Work to complete.
Set down each line of the material that follows, exactly, with no pictures.

Supplied records.
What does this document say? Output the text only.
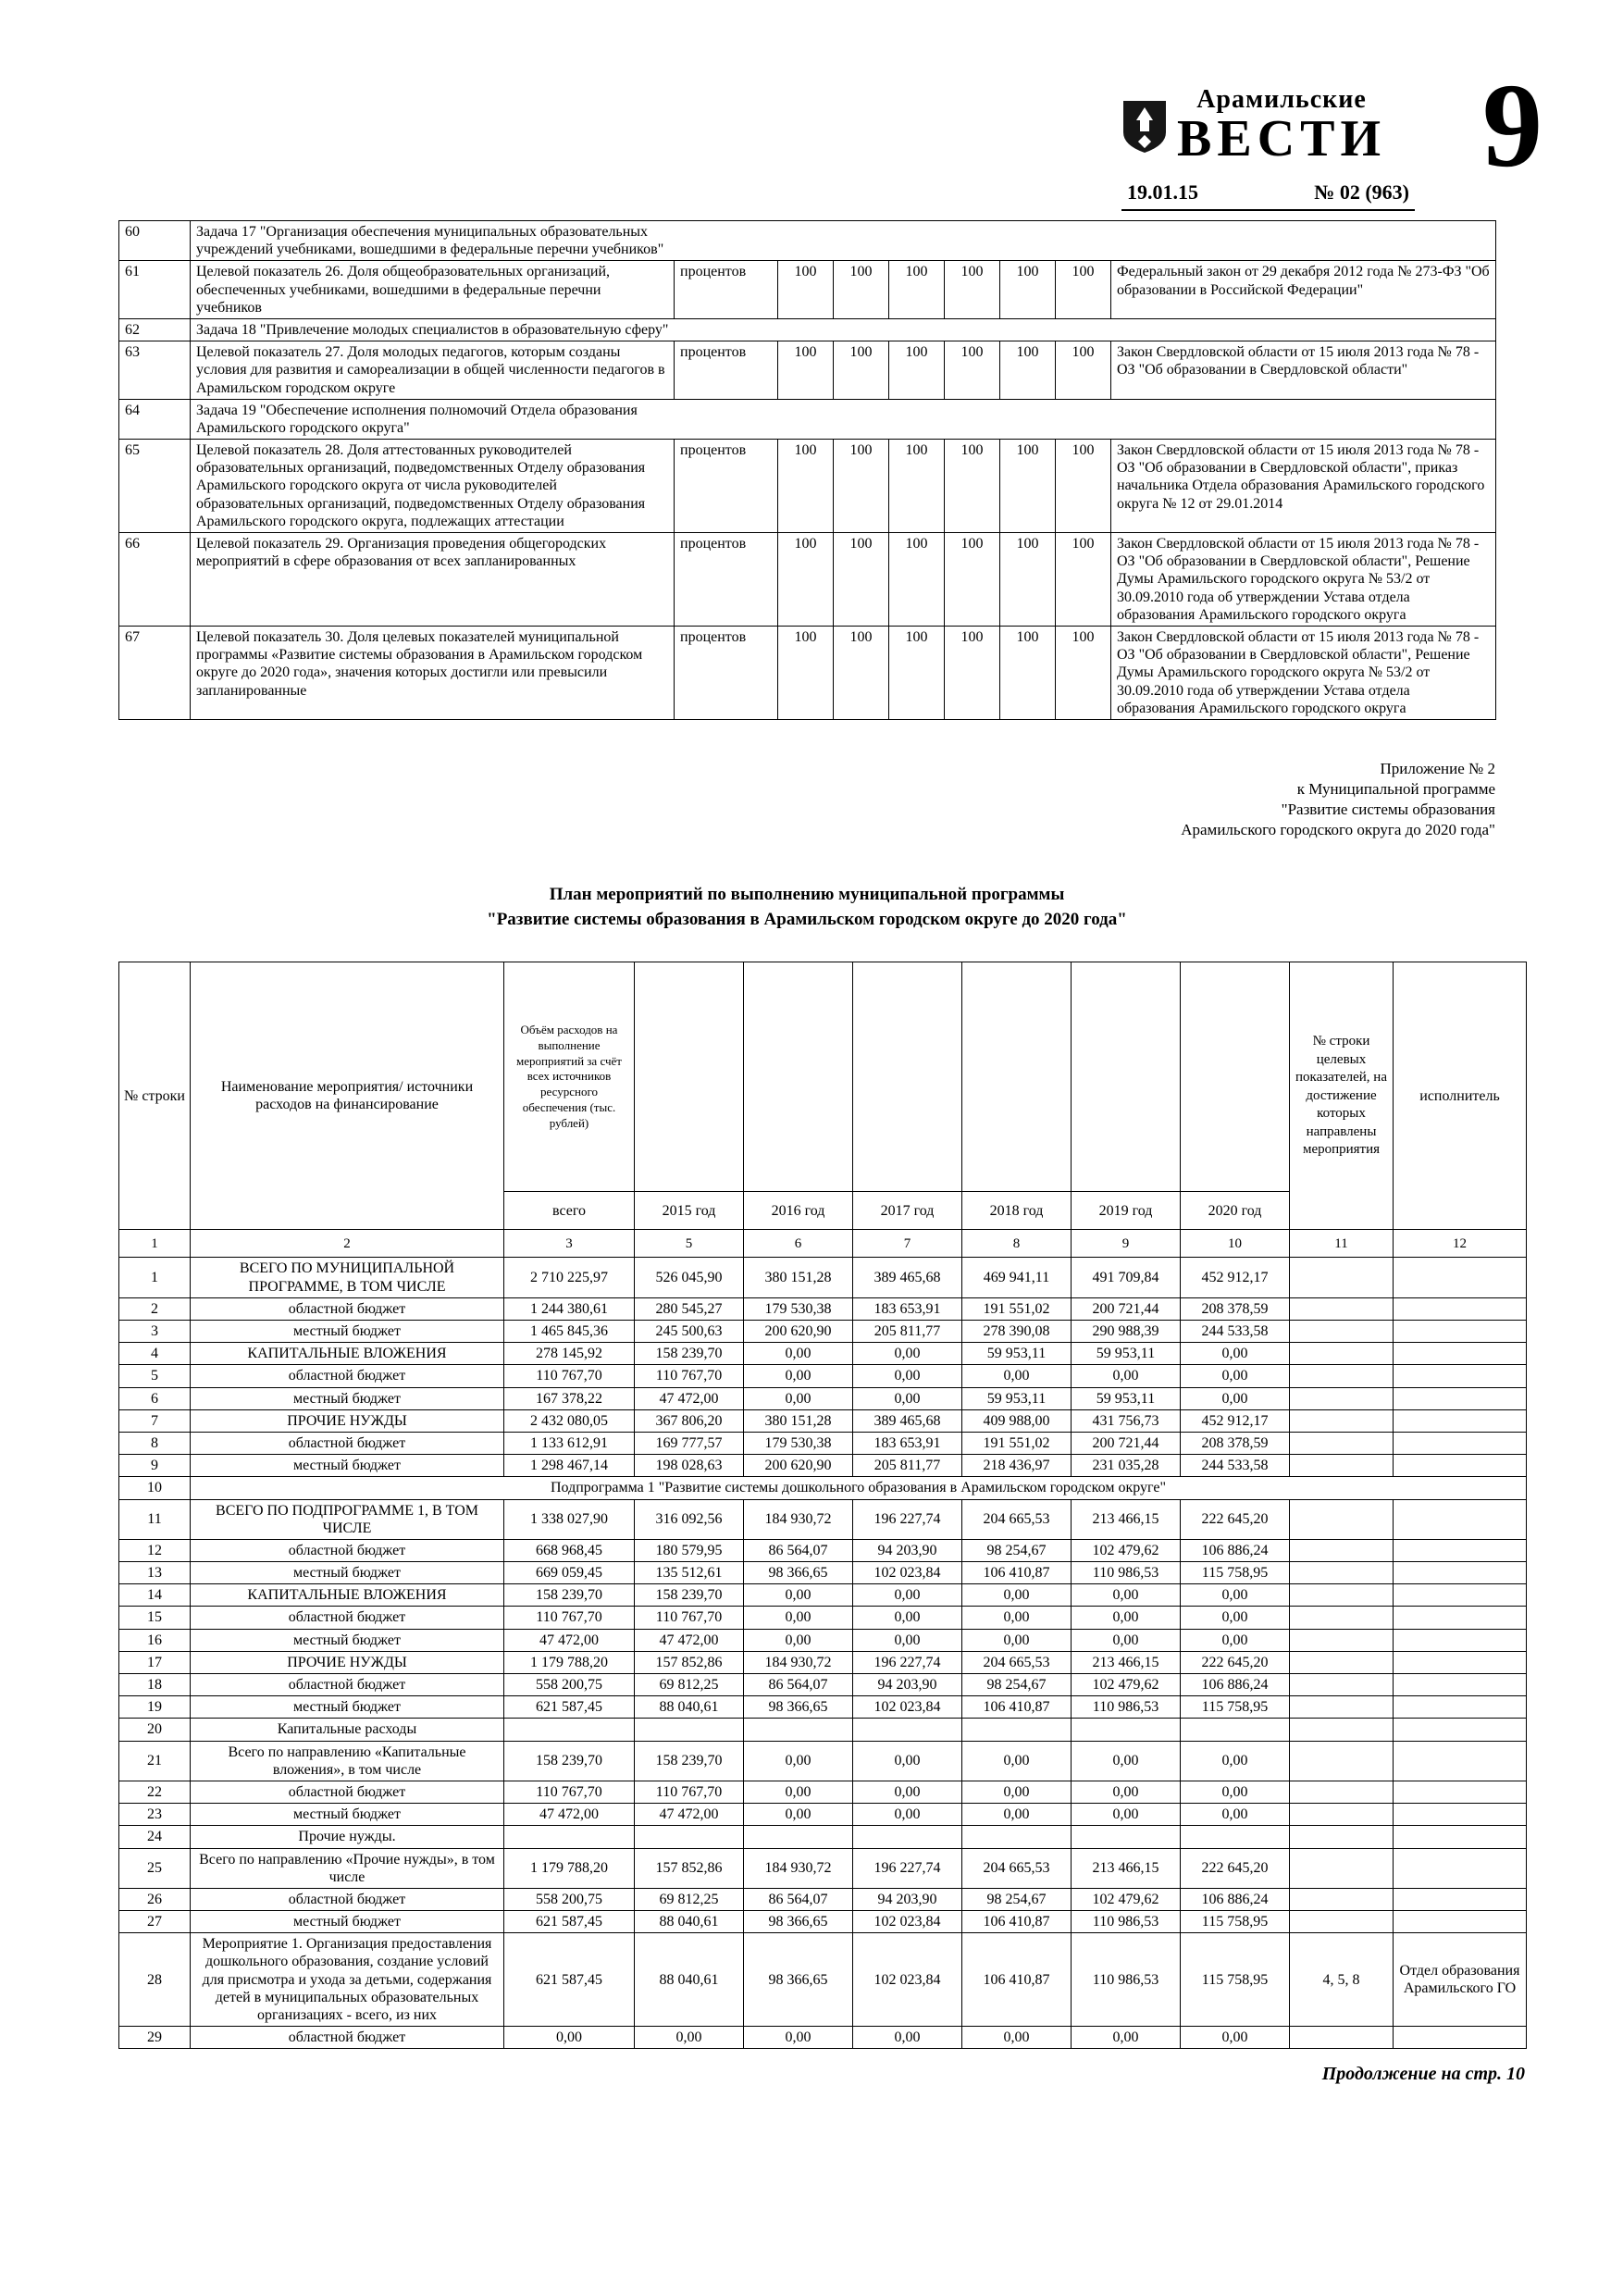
Арамильские
ВЕСТИ 9
19.01.15	№ 02 (963)
60	Задача 17 "Организация обеспечения муниципальных образовательных учреждений учебниками, вошедшими в федеральные перечни учебников"								

61	Целевой показатель 26. Доля общеобразовательных организаций, обеспеченных учебниками, вошедшими в федеральные перечни учебников	процентов	100	100	100	100	100	100	Федеральный закон от 29 декабря 2012 года № 273-ФЗ "Об образовании в Российской Федерации"
62	Задача 18 "Привлечение молодых специалистов в образовательную сферу"								

63	Целевой показатель 27. Доля молодых педагогов, которым созданы условия для развития и самореализации в общей численности педагогов в Арамильском городском округе	процентов	100	100	100	100	100	100	Закон Свердловской области от 15 июля 2013 года № 78 - ОЗ "Об образовании в Свердловской области"
64	Задача 19 "Обеспечение исполнения полномочий Отдела образования Арамильского городского округа"								

65	Целевой показатель 28. Доля аттестованных руководителей образовательных организаций, подведомственных Отделу образования Арамильского городского округа от числа руководителей образовательных организаций, подведомственных Отделу образования Арамильского городского округа, подлежащих аттестации	процентов	100	100	100	100	100	100	Закон Свердловской области от 15 июля 2013 года № 78 - ОЗ "Об образовании в Свердловской области", приказ начальника Отдела образования Арамильского городского округа № 12 от 29.01.2014
66	Целевой показатель 29. Организация проведения общегородских мероприятий в сфере образования от всех запланированных	процентов	100	100	100	100	100	100	Закон Свердловской области от 15 июля 2013 года № 78 - ОЗ "Об образовании в Свердловской области", Решение Думы Арамильского городского округа № 53/2 от 30.09.2010 года об утверждении Устава отдела образования Арамильского городского округа
67	Целевой показатель 30. Доля целевых показателей муниципальной программы «Развитие системы образования в Арамильском городском округе до 2020 года», значения которых достигли или превысили запланированные	процентов	100	100	100	100	100	100	Закон Свердловской области от 15 июля 2013 года № 78 - ОЗ "Об образовании в Свердловской области", Решение Думы Арамильского городского округа № 53/2 от 30.09.2010 года об утверждении Устава отдела образования Арамильского городского округа
Приложение № 2
к Муниципальной программе
"Развитие системы образования
Арамильского городского округа до 2020 года"
План мероприятий по выполнению муниципальной программы
"Развитие системы образования в Арамильском городском округе до 2020 года"
№ строки	Наименование мероприятия/ источники расходов на финансирование	Объём расходов на выполнение мероприятий за счёт всех источников ресурсного обеспечения (тыс. рублей)							№ строки целевых показателей, на достижение которых направлены мероприятия	исполнитель
		всего	2015 год	2016 год	2017 год	2018 год	2019 год	2020 год		
1	2	3	5	6	7	8	9	10	11	12
1	ВСЕГО ПО МУНИЦИПАЛЬНОЙ ПРОГРАММЕ, В ТОМ ЧИСЛЕ	2 710 225,97	526 045,90	380 151,28	389 465,68	469 941,11	491 709,84	452 912,17		
2	областной бюджет	1 244 380,61	280 545,27	179 530,38	183 653,91	191 551,02	200 721,44	208 378,59		
3	местный бюджет	1 465 845,36	245 500,63	200 620,90	205 811,77	278 390,08	290 988,39	244 533,58		
4	КАПИТАЛЬНЫЕ ВЛОЖЕНИЯ	278 145,92	158 239,70	0,00	0,00	59 953,11	59 953,11	0,00		
5	областной бюджет	110 767,70	110 767,70	0,00	0,00	0,00	0,00	0,00		
6	местный бюджет	167 378,22	47 472,00	0,00	0,00	59 953,11	59 953,11	0,00		
7	ПРОЧИЕ НУЖДЫ	2 432 080,05	367 806,20	380 151,28	389 465,68	409 988,00	431 756,73	452 912,17		
8	областной бюджет	1 133 612,91	169 777,57	179 530,38	183 653,91	191 551,02	200 721,44	208 378,59		
9	местный бюджет	1 298 467,14	198 028,63	200 620,90	205 811,77	218 436,97	231 035,28	244 533,58		
10	Подпрограмма 1 "Развитие системы дошкольного образования в Арамильском городском округе"									
11	ВСЕГО ПО ПОДПРОГРАММЕ 1, В ТОМ ЧИСЛЕ	1 338 027,90	316 092,56	184 930,72	196 227,74	204 665,53	213 466,15	222 645,20		
12	областной бюджет	668 968,45	180 579,95	86 564,07	94 203,90	98 254,67	102 479,62	106 886,24		
13	местный бюджет	669 059,45	135 512,61	98 366,65	102 023,84	106 410,87	110 986,53	115 758,95		
14	КАПИТАЛЬНЫЕ ВЛОЖЕНИЯ	158 239,70	158 239,70	0,00	0,00	0,00	0,00	0,00		
15	областной бюджет	110 767,70	110 767,70	0,00	0,00	0,00	0,00	0,00		
16	местный бюджет	47 472,00	47 472,00	0,00	0,00	0,00	0,00	0,00		
17	ПРОЧИЕ НУЖДЫ	1 179 788,20	157 852,86	184 930,72	196 227,74	204 665,53	213 466,15	222 645,20		
18	областной бюджет	558 200,75	69 812,25	86 564,07	94 203,90	98 254,67	102 479,62	106 886,24		
19	местный бюджет	621 587,45	88 040,61	98 366,65	102 023,84	106 410,87	110 986,53	115 758,95		
20	Капитальные расходы									
21	Всего по направлению «Капитальные вложения», в том числе	158 239,70	158 239,70	0,00	0,00	0,00	0,00	0,00		
22	областной бюджет	110 767,70	110 767,70	0,00	0,00	0,00	0,00	0,00		
23	местный бюджет	47 472,00	47 472,00	0,00	0,00	0,00	0,00	0,00		
24	Прочие нужды.									
25	Всего по направлению «Прочие нужды», в том числе	1 179 788,20	157 852,86	184 930,72	196 227,74	204 665,53	213 466,15	222 645,20		
26	областной бюджет	558 200,75	69 812,25	86 564,07	94 203,90	98 254,67	102 479,62	106 886,24		
27	местный бюджет	621 587,45	88 040,61	98 366,65	102 023,84	106 410,87	110 986,53	115 758,95		
28	Мероприятие 1. Организация предоставления дошкольного образования, создание условий для присмотра и ухода за детьми, содержания детей в муниципальных образовательных организациях - всего, из них	621 587,45	88 040,61	98 366,65	102 023,84	106 410,87	110 986,53	115 758,95	4, 5, 8	Отдел образования Арамильского ГО
29	областной бюджет	0,00	0,00	0,00	0,00	0,00	0,00	0,00		
Продолжение на стр. 10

Answer to the problem.
What does this document say? Output the text only.
Арамильские
ВЕСТИ 9
19.01.15	№ 02 (963)
60	Задача 17 "Организация обеспечения муниципальных образовательных учреждений учебниками, вошедшими в федеральные перечни учебников"								

61	Целевой показатель 26. Доля общеобразовательных организаций, обеспеченных учебниками, вошедшими в федеральные перечни учебников	процентов	100	100	100	100	100	100	Федеральный закон от 29 декабря 2012 года № 273-ФЗ "Об образовании в Российской Федерации"
62	Задача 18 "Привлечение молодых специалистов в образовательную сферу"								

63	Целевой показатель 27. Доля молодых педагогов, которым созданы условия для развития и самореализации в общей численности педагогов в Арамильском городском округе	процентов	100	100	100	100	100	100	Закон Свердловской области от 15 июля 2013 года № 78 - ОЗ "Об образовании в Свердловской области"
64	Задача 19 "Обеспечение исполнения полномочий Отдела образования Арамильского городского округа"								

65	Целевой показатель 28. Доля аттестованных руководителей образовательных организаций, подведомственных Отделу образования Арамильского городского округа от числа руководителей образовательных организаций, подведомственных Отделу образования Арамильского городского округа, подлежащих аттестации	процентов	100	100	100	100	100	100	Закон Свердловской области от 15 июля 2013 года № 78 - ОЗ "Об образовании в Свердловской области", приказ начальника Отдела образования Арамильского городского округа № 12 от 29.01.2014
66	Целевой показатель 29. Организация проведения общегородских мероприятий в сфере образования от всех запланированных	процентов	100	100	100	100	100	100	Закон Свердловской области от 15 июля 2013 года № 78 - ОЗ "Об образовании в Свердловской области", Решение Думы Арамильского городского округа № 53/2 от 30.09.2010 года об утверждении Устава отдела образования Арамильского городского округа
67	Целевой показатель 30. Доля целевых показателей муниципальной программы «Развитие системы образования в Арамильском городском округе до 2020 года», значения которых достигли или превысили запланированные	процентов	100	100	100	100	100	100	Закон Свердловской области от 15 июля 2013 года № 78 - ОЗ "Об образовании в Свердловской области", Решение Думы Арамильского городского округа № 53/2 от 30.09.2010 года об утверждении Устава отдела образования Арамильского городского округа
Приложение № 2
к Муниципальной программе
"Развитие системы образования
Арамильского городского округа до 2020 года"
План мероприятий по выполнению муниципальной программы
"Развитие системы образования в Арамильском городском округе до 2020 года"
№ строки	Наименование мероприятия/ источники расходов на финансирование	Объём расходов на выполнение мероприятий за счёт всех источников ресурсного обеспечения (тыс. рублей)							№ строки целевых показателей, на достижение которых направлены мероприятия	исполнитель
		всего	2015 год	2016 год	2017 год	2018 год	2019 год	2020 год		
1	2	3	5	6	7	8	9	10	11	12
1	ВСЕГО ПО МУНИЦИПАЛЬНОЙ ПРОГРАММЕ, В ТОМ ЧИСЛЕ	2 710 225,97	526 045,90	380 151,28	389 465,68	469 941,11	491 709,84	452 912,17		
2	областной бюджет	1 244 380,61	280 545,27	179 530,38	183 653,91	191 551,02	200 721,44	208 378,59		
3	местный бюджет	1 465 845,36	245 500,63	200 620,90	205 811,77	278 390,08	290 988,39	244 533,58		
4	КАПИТАЛЬНЫЕ ВЛОЖЕНИЯ	278 145,92	158 239,70	0,00	0,00	59 953,11	59 953,11	0,00		
5	областной бюджет	110 767,70	110 767,70	0,00	0,00	0,00	0,00	0,00		
6	местный бюджет	167 378,22	47 472,00	0,00	0,00	59 953,11	59 953,11	0,00		
7	ПРОЧИЕ НУЖДЫ	2 432 080,05	367 806,20	380 151,28	389 465,68	409 988,00	431 756,73	452 912,17		
8	областной бюджет	1 133 612,91	169 777,57	179 530,38	183 653,91	191 551,02	200 721,44	208 378,59		
9	местный бюджет	1 298 467,14	198 028,63	200 620,90	205 811,77	218 436,97	231 035,28	244 533,58		
10	Подпрограмма 1 "Развитие системы дошкольного образования в Арамильском городском округе"									
11	ВСЕГО ПО ПОДПРОГРАММЕ 1, В ТОМ ЧИСЛЕ	1 338 027,90	316 092,56	184 930,72	196 227,74	204 665,53	213 466,15	222 645,20		
12	областной бюджет	668 968,45	180 579,95	86 564,07	94 203,90	98 254,67	102 479,62	106 886,24		
13	местный бюджет	669 059,45	135 512,61	98 366,65	102 023,84	106 410,87	110 986,53	115 758,95		
14	КАПИТАЛЬНЫЕ ВЛОЖЕНИЯ	158 239,70	158 239,70	0,00	0,00	0,00	0,00	0,00		
15	областной бюджет	110 767,70	110 767,70	0,00	0,00	0,00	0,00	0,00		
16	местный бюджет	47 472,00	47 472,00	0,00	0,00	0,00	0,00	0,00		
17	ПРОЧИЕ НУЖДЫ	1 179 788,20	157 852,86	184 930,72	196 227,74	204 665,53	213 466,15	222 645,20		
18	областной бюджет	558 200,75	69 812,25	86 564,07	94 203,90	98 254,67	102 479,62	106 886,24		
19	местный бюджет	621 587,45	88 040,61	98 366,65	102 023,84	106 410,87	110 986,53	115 758,95		
20	Капитальные расходы									
21	Всего по направлению «Капитальные вложения», в том числе	158 239,70	158 239,70	0,00	0,00	0,00	0,00	0,00		
22	областной бюджет	110 767,70	110 767,70	0,00	0,00	0,00	0,00	0,00		
23	местный бюджет	47 472,00	47 472,00	0,00	0,00	0,00	0,00	0,00		
24	Прочие нужды.									
25	Всего по направлению «Прочие нужды», в том числе	1 179 788,20	157 852,86	184 930,72	196 227,74	204 665,53	213 466,15	222 645,20		
26	областной бюджет	558 200,75	69 812,25	86 564,07	94 203,90	98 254,67	102 479,62	106 886,24		
27	местный бюджет	621 587,45	88 040,61	98 366,65	102 023,84	106 410,87	110 986,53	115 758,95		
28	Мероприятие 1. Организация предоставления дошкольного образования, создание условий для присмотра и ухода за детьми, содержания детей в муниципальных образовательных организациях - всего, из них	621 587,45	88 040,61	98 366,65	102 023,84	106 410,87	110 986,53	115 758,95	4, 5, 8	Отдел образования Арамильского ГО
29	областной бюджет	0,00	0,00	0,00	0,00	0,00	0,00	0,00		
Продолжение на стр. 10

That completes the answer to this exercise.